(begin)
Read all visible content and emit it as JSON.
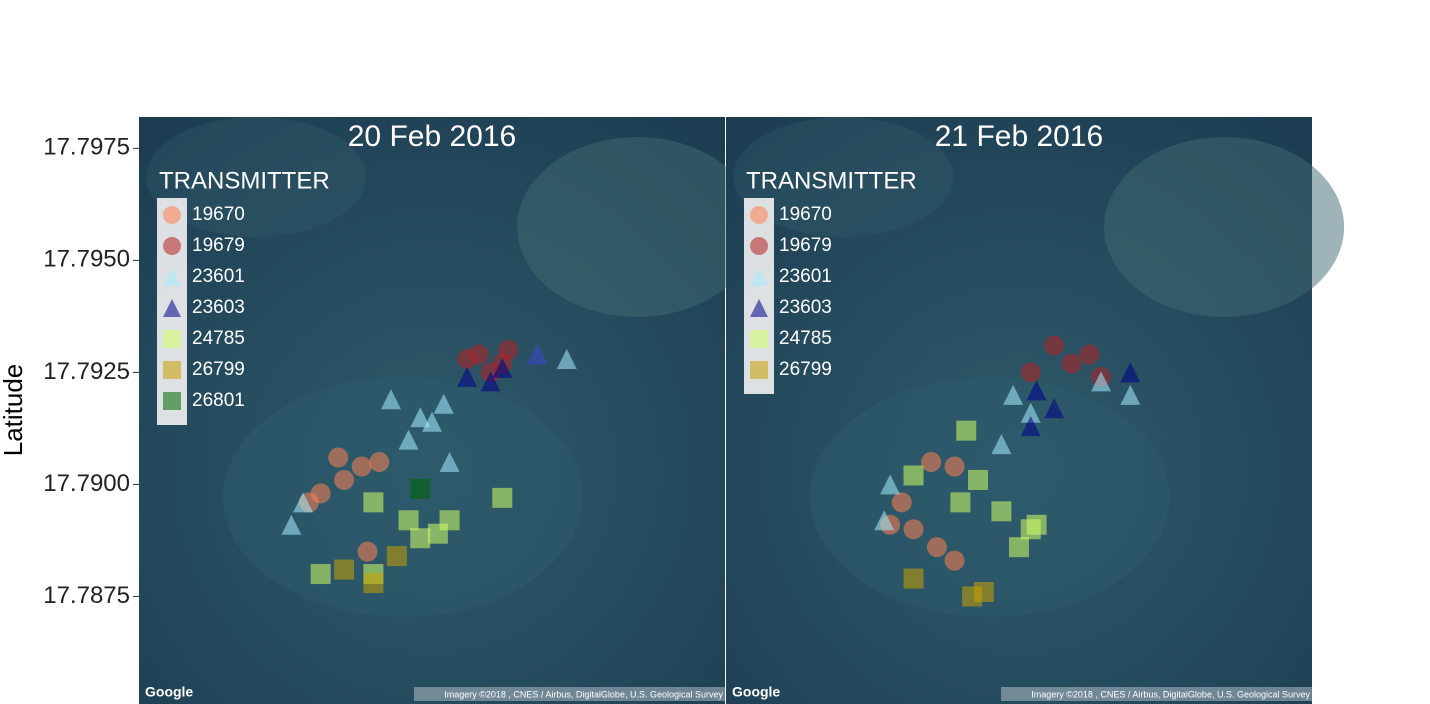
{
  "chart_data": [
    {
      "type": "scatter",
      "title": "20 Feb 2016",
      "y_label": "Latitude",
      "legend_title": "TRANSMITTER",
      "legend": "top-left",
      "credit": "Google",
      "attribution": "Imagery ©2018 , CNES / Airbus, DigitalGlobe, U.S. Geological Survey",
      "xlim": [
        0,
        1
      ],
      "ylim": [
        17.7851,
        17.7982
      ],
      "yticks": [
        {
          "value": 17.7975,
          "label": "17.7975"
        },
        {
          "value": 17.795,
          "label": "17.7950"
        },
        {
          "value": 17.7925,
          "label": "17.7925"
        },
        {
          "value": 17.79,
          "label": "17.7900"
        },
        {
          "value": 17.7875,
          "label": "17.7875"
        }
      ],
      "series": [
        {
          "name": "19670",
          "color": "#ff7f50",
          "shape": "circle",
          "x": [
            0.34,
            0.38,
            0.41,
            0.31,
            0.35,
            0.39,
            0.29
          ],
          "values": [
            17.7906,
            17.7904,
            17.7905,
            17.7898,
            17.7901,
            17.7885,
            17.7896
          ]
        },
        {
          "name": "19679",
          "color": "#b22222",
          "shape": "circle",
          "x": [
            0.58,
            0.62,
            0.63,
            0.56,
            0.6
          ],
          "values": [
            17.7929,
            17.7927,
            17.793,
            17.7928,
            17.7925
          ]
        },
        {
          "name": "23601",
          "color": "#a6ecff",
          "shape": "triangle",
          "x": [
            0.48,
            0.5,
            0.52,
            0.43,
            0.28,
            0.26,
            0.53,
            0.68,
            0.73,
            0.46
          ],
          "values": [
            17.7915,
            17.7914,
            17.7918,
            17.7919,
            17.7896,
            17.7891,
            17.7905,
            17.7929,
            17.7928,
            17.791
          ]
        },
        {
          "name": "23603",
          "color": "#00008b",
          "shape": "triangle",
          "x": [
            0.56,
            0.62,
            0.68,
            0.6
          ],
          "values": [
            17.7924,
            17.7926,
            17.7929,
            17.7923
          ]
        },
        {
          "name": "24785",
          "color": "#d4ff66",
          "shape": "square",
          "x": [
            0.31,
            0.48,
            0.53,
            0.51,
            0.4,
            0.4,
            0.62,
            0.46
          ],
          "values": [
            17.788,
            17.7888,
            17.7892,
            17.7889,
            17.7896,
            17.788,
            17.7897,
            17.7892
          ]
        },
        {
          "name": "26799",
          "color": "#c8a000",
          "shape": "square",
          "x": [
            0.4,
            0.35,
            0.44
          ],
          "values": [
            17.7878,
            17.7881,
            17.7884
          ]
        },
        {
          "name": "26801",
          "color": "#006400",
          "shape": "square",
          "x": [
            0.48
          ],
          "values": [
            17.7899
          ]
        }
      ]
    },
    {
      "type": "scatter",
      "title": "21 Feb 2016",
      "legend_title": "TRANSMITTER",
      "legend": "top-left",
      "credit": "Google",
      "attribution": "Imagery ©2018 , CNES / Airbus, DigitalGlobe, U.S. Geological Survey",
      "xlim": [
        0,
        1
      ],
      "ylim": [
        17.7851,
        17.7982
      ],
      "series": [
        {
          "name": "19670",
          "color": "#ff7f50",
          "shape": "circle",
          "x": [
            0.35,
            0.39,
            0.3,
            0.32,
            0.36,
            0.39,
            0.28
          ],
          "values": [
            17.7905,
            17.7904,
            17.7896,
            17.789,
            17.7886,
            17.7883,
            17.7891
          ]
        },
        {
          "name": "19679",
          "color": "#b22222",
          "shape": "circle",
          "x": [
            0.59,
            0.62,
            0.52,
            0.56,
            0.64
          ],
          "values": [
            17.7927,
            17.7929,
            17.7925,
            17.7931,
            17.7924
          ]
        },
        {
          "name": "23601",
          "color": "#a6ecff",
          "shape": "triangle",
          "x": [
            0.49,
            0.52,
            0.47,
            0.64,
            0.27,
            0.28,
            0.69
          ],
          "values": [
            17.792,
            17.7916,
            17.7909,
            17.7923,
            17.7892,
            17.79,
            17.792
          ]
        },
        {
          "name": "23603",
          "color": "#00008b",
          "shape": "triangle",
          "x": [
            0.53,
            0.56,
            0.52,
            0.69
          ],
          "values": [
            17.7921,
            17.7917,
            17.7913,
            17.7925
          ]
        },
        {
          "name": "24785",
          "color": "#d4ff66",
          "shape": "square",
          "x": [
            0.4,
            0.52,
            0.47,
            0.53,
            0.32,
            0.43,
            0.5,
            0.41
          ],
          "values": [
            17.7896,
            17.789,
            17.7894,
            17.7891,
            17.7902,
            17.7901,
            17.7886,
            17.7912
          ]
        },
        {
          "name": "26799",
          "color": "#c8a000",
          "shape": "square",
          "x": [
            0.32,
            0.42,
            0.44
          ],
          "values": [
            17.7879,
            17.7875,
            17.7876
          ]
        }
      ]
    }
  ]
}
(end)
The exercise:
Every record above should come back exactly, but without its pictures.

Response:
Read all visible content and emit it as JSON.
{
  "chart_data": [
    {
      "type": "scatter",
      "title": "20 Feb 2016",
      "y_label": "Latitude",
      "legend_title": "TRANSMITTER",
      "legend": "top-left",
      "credit": "Google",
      "attribution": "Imagery ©2018 , CNES / Airbus, DigitalGlobe, U.S. Geological Survey",
      "xlim": [
        0,
        1
      ],
      "ylim": [
        17.7851,
        17.7982
      ],
      "yticks": [
        {
          "value": 17.7975,
          "label": "17.7975"
        },
        {
          "value": 17.795,
          "label": "17.7950"
        },
        {
          "value": 17.7925,
          "label": "17.7925"
        },
        {
          "value": 17.79,
          "label": "17.7900"
        },
        {
          "value": 17.7875,
          "label": "17.7875"
        }
      ],
      "series": [
        {
          "name": "19670",
          "color": "#ff7f50",
          "shape": "circle",
          "x": [
            0.34,
            0.38,
            0.41,
            0.31,
            0.35,
            0.39,
            0.29
          ],
          "values": [
            17.7906,
            17.7904,
            17.7905,
            17.7898,
            17.7901,
            17.7885,
            17.7896
          ]
        },
        {
          "name": "19679",
          "color": "#b22222",
          "shape": "circle",
          "x": [
            0.58,
            0.62,
            0.63,
            0.56,
            0.6
          ],
          "values": [
            17.7929,
            17.7927,
            17.793,
            17.7928,
            17.7925
          ]
        },
        {
          "name": "23601",
          "color": "#a6ecff",
          "shape": "triangle",
          "x": [
            0.48,
            0.5,
            0.52,
            0.43,
            0.28,
            0.26,
            0.53,
            0.68,
            0.73,
            0.46
          ],
          "values": [
            17.7915,
            17.7914,
            17.7918,
            17.7919,
            17.7896,
            17.7891,
            17.7905,
            17.7929,
            17.7928,
            17.791
          ]
        },
        {
          "name": "23603",
          "color": "#00008b",
          "shape": "triangle",
          "x": [
            0.56,
            0.62,
            0.68,
            0.6
          ],
          "values": [
            17.7924,
            17.7926,
            17.7929,
            17.7923
          ]
        },
        {
          "name": "24785",
          "color": "#d4ff66",
          "shape": "square",
          "x": [
            0.31,
            0.48,
            0.53,
            0.51,
            0.4,
            0.4,
            0.62,
            0.46
          ],
          "values": [
            17.788,
            17.7888,
            17.7892,
            17.7889,
            17.7896,
            17.788,
            17.7897,
            17.7892
          ]
        },
        {
          "name": "26799",
          "color": "#c8a000",
          "shape": "square",
          "x": [
            0.4,
            0.35,
            0.44
          ],
          "values": [
            17.7878,
            17.7881,
            17.7884
          ]
        },
        {
          "name": "26801",
          "color": "#006400",
          "shape": "square",
          "x": [
            0.48
          ],
          "values": [
            17.7899
          ]
        }
      ]
    },
    {
      "type": "scatter",
      "title": "21 Feb 2016",
      "legend_title": "TRANSMITTER",
      "legend": "top-left",
      "credit": "Google",
      "attribution": "Imagery ©2018 , CNES / Airbus, DigitalGlobe, U.S. Geological Survey",
      "xlim": [
        0,
        1
      ],
      "ylim": [
        17.7851,
        17.7982
      ],
      "series": [
        {
          "name": "19670",
          "color": "#ff7f50",
          "shape": "circle",
          "x": [
            0.35,
            0.39,
            0.3,
            0.32,
            0.36,
            0.39,
            0.28
          ],
          "values": [
            17.7905,
            17.7904,
            17.7896,
            17.789,
            17.7886,
            17.7883,
            17.7891
          ]
        },
        {
          "name": "19679",
          "color": "#b22222",
          "shape": "circle",
          "x": [
            0.59,
            0.62,
            0.52,
            0.56,
            0.64
          ],
          "values": [
            17.7927,
            17.7929,
            17.7925,
            17.7931,
            17.7924
          ]
        },
        {
          "name": "23601",
          "color": "#a6ecff",
          "shape": "triangle",
          "x": [
            0.49,
            0.52,
            0.47,
            0.64,
            0.27,
            0.28,
            0.69
          ],
          "values": [
            17.792,
            17.7916,
            17.7909,
            17.7923,
            17.7892,
            17.79,
            17.792
          ]
        },
        {
          "name": "23603",
          "color": "#00008b",
          "shape": "triangle",
          "x": [
            0.53,
            0.56,
            0.52,
            0.69
          ],
          "values": [
            17.7921,
            17.7917,
            17.7913,
            17.7925
          ]
        },
        {
          "name": "24785",
          "color": "#d4ff66",
          "shape": "square",
          "x": [
            0.4,
            0.52,
            0.47,
            0.53,
            0.32,
            0.43,
            0.5,
            0.41
          ],
          "values": [
            17.7896,
            17.789,
            17.7894,
            17.7891,
            17.7902,
            17.7901,
            17.7886,
            17.7912
          ]
        },
        {
          "name": "26799",
          "color": "#c8a000",
          "shape": "square",
          "x": [
            0.32,
            0.42,
            0.44
          ],
          "values": [
            17.7879,
            17.7875,
            17.7876
          ]
        }
      ]
    }
  ]
}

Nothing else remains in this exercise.